### Problem details
Tally the lines holding "text" and state only that figure.

=-=-=

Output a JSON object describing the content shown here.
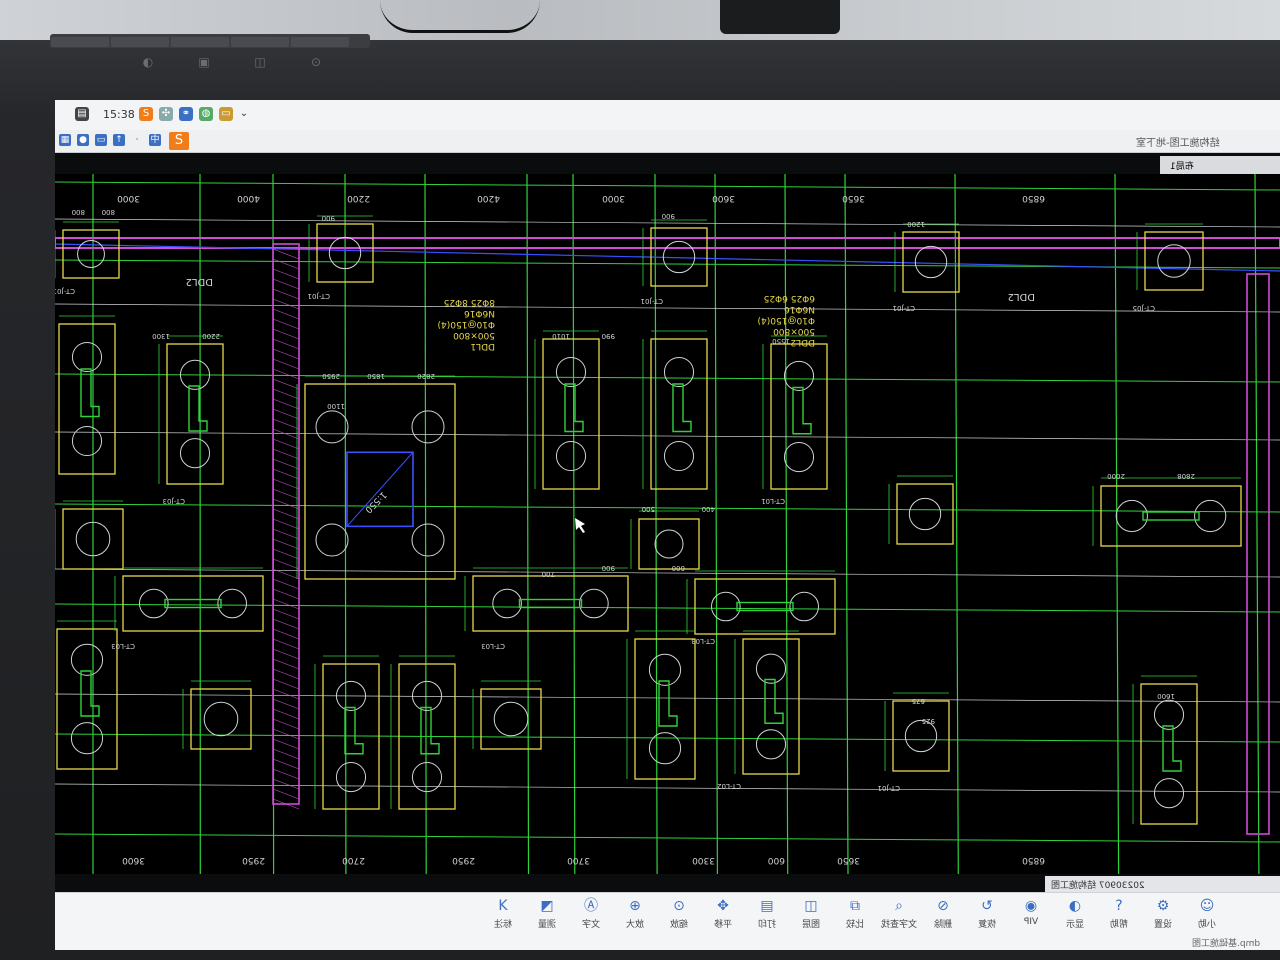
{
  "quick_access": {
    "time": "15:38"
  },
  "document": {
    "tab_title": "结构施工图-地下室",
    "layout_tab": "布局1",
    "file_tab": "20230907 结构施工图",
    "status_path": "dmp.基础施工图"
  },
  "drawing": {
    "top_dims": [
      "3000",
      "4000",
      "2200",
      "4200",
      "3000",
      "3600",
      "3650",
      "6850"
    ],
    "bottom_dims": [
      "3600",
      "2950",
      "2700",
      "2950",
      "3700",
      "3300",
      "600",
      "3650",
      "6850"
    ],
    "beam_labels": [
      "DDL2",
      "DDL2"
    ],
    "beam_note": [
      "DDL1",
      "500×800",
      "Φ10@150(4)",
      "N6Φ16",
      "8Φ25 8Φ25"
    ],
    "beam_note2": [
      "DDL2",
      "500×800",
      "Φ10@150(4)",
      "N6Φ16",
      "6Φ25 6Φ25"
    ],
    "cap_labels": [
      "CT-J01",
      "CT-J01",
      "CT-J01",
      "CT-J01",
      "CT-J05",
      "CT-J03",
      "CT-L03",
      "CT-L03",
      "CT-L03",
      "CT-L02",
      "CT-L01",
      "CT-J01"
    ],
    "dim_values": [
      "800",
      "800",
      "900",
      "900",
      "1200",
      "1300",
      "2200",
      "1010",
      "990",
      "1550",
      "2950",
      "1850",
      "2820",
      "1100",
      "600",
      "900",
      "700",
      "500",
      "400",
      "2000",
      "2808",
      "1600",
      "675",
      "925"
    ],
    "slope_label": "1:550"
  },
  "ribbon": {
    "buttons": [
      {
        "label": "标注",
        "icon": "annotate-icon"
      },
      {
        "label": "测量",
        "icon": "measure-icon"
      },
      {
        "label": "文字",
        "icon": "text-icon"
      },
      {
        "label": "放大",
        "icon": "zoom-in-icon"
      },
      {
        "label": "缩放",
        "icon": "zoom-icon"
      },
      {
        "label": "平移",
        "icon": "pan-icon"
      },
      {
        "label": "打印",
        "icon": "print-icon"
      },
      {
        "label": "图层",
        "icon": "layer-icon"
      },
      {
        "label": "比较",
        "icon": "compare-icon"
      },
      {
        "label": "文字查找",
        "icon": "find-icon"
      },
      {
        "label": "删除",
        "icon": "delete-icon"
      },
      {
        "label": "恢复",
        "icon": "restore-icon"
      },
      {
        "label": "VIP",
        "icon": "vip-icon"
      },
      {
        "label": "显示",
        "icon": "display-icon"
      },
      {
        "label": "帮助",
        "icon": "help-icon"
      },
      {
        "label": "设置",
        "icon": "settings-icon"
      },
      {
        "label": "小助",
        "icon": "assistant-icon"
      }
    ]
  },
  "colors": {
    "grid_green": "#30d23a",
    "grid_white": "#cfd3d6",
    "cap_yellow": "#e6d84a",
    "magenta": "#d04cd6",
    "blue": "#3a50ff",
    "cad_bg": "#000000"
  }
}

=-=-=

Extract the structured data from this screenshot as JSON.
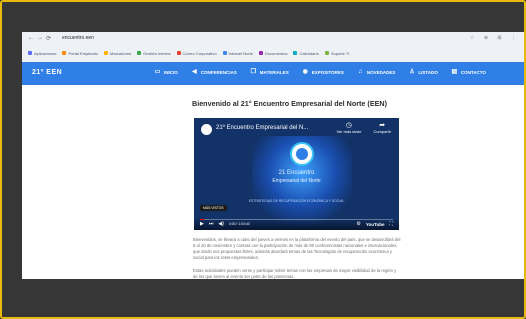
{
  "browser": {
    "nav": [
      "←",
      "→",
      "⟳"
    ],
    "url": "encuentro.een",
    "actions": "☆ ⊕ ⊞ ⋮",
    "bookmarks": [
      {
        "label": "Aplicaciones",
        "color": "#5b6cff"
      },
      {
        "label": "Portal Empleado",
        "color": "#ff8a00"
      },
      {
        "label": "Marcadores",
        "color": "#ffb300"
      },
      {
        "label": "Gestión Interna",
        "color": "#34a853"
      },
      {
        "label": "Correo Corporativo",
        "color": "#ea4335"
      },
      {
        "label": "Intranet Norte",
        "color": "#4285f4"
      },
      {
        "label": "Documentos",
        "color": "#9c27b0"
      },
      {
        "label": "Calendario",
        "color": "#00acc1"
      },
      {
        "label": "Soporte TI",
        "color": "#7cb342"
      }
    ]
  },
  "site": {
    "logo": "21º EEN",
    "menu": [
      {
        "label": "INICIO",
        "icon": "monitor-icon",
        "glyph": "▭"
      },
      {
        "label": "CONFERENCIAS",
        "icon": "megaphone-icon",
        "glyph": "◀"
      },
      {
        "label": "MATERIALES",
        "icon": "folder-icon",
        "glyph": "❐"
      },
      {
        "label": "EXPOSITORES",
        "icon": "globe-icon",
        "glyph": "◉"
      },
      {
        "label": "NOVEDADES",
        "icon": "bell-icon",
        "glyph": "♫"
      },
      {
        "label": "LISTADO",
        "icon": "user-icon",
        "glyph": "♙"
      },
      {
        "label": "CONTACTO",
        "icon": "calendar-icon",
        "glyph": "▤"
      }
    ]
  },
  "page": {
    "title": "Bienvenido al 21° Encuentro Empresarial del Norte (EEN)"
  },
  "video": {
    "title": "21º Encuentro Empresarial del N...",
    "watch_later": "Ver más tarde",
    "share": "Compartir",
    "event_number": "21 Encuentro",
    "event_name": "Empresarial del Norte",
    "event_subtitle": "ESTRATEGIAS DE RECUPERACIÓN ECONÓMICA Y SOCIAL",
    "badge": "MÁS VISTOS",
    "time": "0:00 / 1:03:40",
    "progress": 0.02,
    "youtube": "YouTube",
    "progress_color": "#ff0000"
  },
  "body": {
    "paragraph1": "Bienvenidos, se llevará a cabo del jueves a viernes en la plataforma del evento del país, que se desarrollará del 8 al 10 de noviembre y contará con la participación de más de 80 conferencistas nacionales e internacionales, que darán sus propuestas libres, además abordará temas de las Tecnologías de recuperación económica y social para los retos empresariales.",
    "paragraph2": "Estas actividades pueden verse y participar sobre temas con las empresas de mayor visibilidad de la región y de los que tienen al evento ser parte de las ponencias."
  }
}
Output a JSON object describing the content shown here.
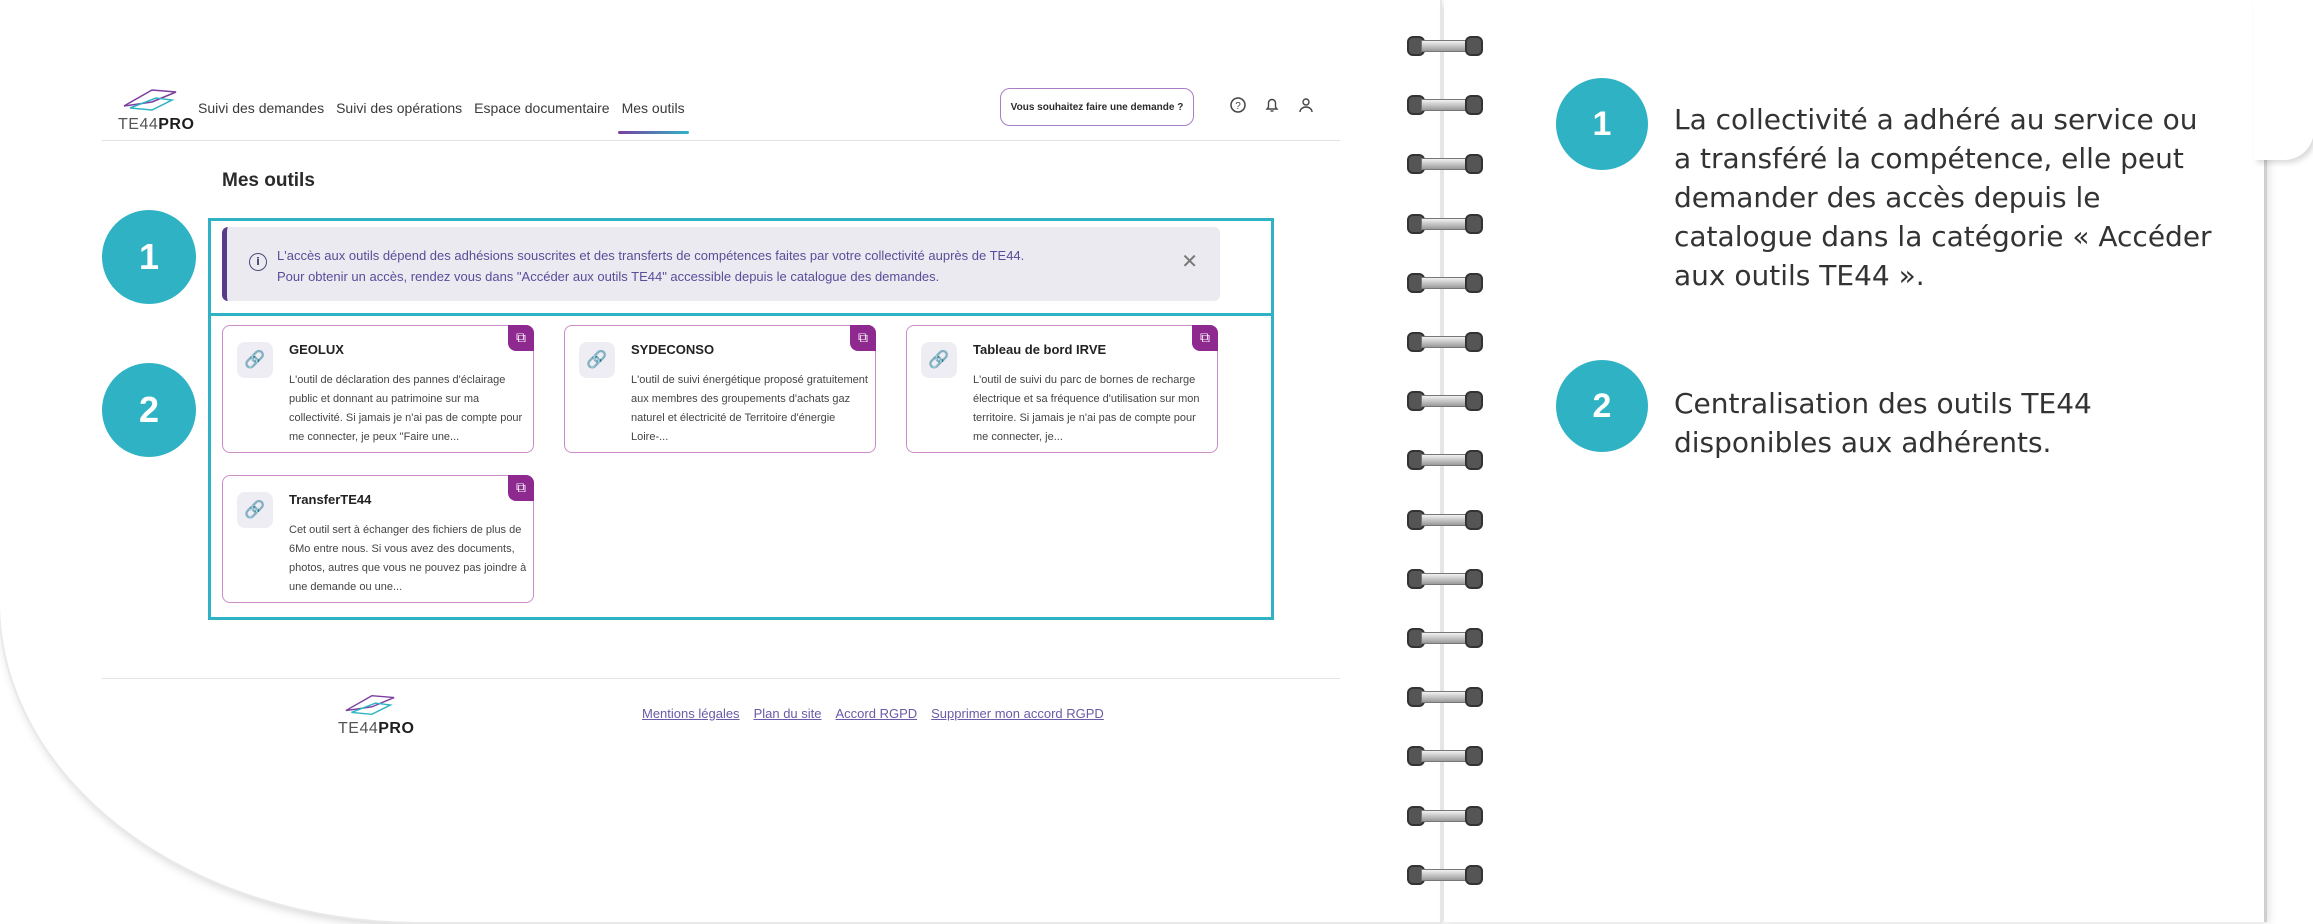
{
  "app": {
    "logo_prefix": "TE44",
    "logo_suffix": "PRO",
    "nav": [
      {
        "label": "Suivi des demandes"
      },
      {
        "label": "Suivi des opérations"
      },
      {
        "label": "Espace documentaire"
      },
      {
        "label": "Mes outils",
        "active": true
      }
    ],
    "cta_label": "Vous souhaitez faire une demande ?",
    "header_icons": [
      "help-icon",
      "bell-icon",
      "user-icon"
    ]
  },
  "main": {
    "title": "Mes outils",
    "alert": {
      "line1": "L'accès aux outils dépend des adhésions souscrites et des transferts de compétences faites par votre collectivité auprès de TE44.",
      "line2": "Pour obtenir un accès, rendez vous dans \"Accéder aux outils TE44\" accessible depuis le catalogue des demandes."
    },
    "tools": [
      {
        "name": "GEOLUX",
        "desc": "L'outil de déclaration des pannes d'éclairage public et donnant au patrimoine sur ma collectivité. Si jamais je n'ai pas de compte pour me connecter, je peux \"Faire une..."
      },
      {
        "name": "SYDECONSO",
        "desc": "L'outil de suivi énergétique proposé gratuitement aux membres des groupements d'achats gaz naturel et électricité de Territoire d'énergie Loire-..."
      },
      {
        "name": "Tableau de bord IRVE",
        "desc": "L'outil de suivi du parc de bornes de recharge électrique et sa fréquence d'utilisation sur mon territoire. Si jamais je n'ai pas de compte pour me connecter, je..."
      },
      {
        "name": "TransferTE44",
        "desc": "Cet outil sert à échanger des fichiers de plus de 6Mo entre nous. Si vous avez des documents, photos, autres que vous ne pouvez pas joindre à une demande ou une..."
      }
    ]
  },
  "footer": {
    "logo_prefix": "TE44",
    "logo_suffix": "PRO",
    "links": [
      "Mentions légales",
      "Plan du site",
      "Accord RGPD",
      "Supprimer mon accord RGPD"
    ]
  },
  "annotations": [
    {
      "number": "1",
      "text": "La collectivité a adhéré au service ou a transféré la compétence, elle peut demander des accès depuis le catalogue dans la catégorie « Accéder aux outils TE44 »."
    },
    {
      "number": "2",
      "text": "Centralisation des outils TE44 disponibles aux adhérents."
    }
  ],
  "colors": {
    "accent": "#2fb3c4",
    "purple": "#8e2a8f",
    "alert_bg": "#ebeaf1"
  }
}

=-=-=

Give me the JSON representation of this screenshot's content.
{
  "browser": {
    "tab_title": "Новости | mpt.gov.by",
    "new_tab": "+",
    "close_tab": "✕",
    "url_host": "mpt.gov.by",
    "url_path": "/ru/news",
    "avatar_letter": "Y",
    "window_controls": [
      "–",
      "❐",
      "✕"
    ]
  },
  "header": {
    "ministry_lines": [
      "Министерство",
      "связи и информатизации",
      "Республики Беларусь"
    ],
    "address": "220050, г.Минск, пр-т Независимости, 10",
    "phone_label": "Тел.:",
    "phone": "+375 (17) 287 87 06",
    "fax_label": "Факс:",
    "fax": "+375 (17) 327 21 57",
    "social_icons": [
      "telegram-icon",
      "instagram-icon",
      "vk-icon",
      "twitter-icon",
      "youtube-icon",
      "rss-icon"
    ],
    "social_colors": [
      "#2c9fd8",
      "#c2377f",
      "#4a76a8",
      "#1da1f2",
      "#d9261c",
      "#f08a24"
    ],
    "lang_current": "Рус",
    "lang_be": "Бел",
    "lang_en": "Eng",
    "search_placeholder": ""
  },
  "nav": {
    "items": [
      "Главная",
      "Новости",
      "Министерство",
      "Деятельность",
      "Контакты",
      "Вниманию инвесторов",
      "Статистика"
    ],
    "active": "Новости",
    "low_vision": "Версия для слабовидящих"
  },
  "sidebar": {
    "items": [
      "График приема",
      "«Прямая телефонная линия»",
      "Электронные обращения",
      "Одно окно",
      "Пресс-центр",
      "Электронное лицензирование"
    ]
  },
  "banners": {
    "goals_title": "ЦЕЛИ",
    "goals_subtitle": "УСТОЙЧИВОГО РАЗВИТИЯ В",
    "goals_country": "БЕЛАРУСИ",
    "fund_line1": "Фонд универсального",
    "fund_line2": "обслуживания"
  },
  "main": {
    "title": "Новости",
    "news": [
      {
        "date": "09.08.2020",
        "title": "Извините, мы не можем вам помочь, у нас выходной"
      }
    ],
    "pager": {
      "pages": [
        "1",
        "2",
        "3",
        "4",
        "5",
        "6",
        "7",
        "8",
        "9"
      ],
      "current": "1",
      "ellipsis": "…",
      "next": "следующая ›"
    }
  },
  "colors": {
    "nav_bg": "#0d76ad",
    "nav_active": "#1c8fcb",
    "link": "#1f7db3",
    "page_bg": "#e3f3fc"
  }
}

=-=-=

### Answer for the task
3